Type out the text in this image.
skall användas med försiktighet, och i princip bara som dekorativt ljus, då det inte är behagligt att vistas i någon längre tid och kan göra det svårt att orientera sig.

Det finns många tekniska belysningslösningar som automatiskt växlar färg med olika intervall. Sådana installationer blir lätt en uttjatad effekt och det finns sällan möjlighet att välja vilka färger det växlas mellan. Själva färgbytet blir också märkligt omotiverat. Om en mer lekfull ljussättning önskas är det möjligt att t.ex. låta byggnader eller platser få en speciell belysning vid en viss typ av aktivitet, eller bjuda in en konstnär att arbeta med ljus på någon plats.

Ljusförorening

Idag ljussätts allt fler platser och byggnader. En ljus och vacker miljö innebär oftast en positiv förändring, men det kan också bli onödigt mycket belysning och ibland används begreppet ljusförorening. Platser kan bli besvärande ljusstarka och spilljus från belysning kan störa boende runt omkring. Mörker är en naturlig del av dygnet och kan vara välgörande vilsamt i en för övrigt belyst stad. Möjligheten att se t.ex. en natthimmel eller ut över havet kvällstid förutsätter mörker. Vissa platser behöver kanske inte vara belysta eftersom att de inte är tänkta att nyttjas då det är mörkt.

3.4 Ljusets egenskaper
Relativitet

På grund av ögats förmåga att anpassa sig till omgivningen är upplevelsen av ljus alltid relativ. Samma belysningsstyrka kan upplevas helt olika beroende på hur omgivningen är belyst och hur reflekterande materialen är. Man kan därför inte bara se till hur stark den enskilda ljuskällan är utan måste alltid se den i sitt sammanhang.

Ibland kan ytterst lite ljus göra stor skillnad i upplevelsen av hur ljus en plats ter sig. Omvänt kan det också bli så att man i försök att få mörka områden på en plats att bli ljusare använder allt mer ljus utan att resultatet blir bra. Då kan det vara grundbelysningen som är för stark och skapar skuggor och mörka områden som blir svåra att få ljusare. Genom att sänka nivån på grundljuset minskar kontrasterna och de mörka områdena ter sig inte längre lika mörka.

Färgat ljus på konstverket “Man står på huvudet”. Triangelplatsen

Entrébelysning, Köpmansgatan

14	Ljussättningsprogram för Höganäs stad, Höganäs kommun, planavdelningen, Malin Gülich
··········
Work order:
Among the lines above, some may include the string "vara"; state how many, and nothing more.

Solution to this exercise:
2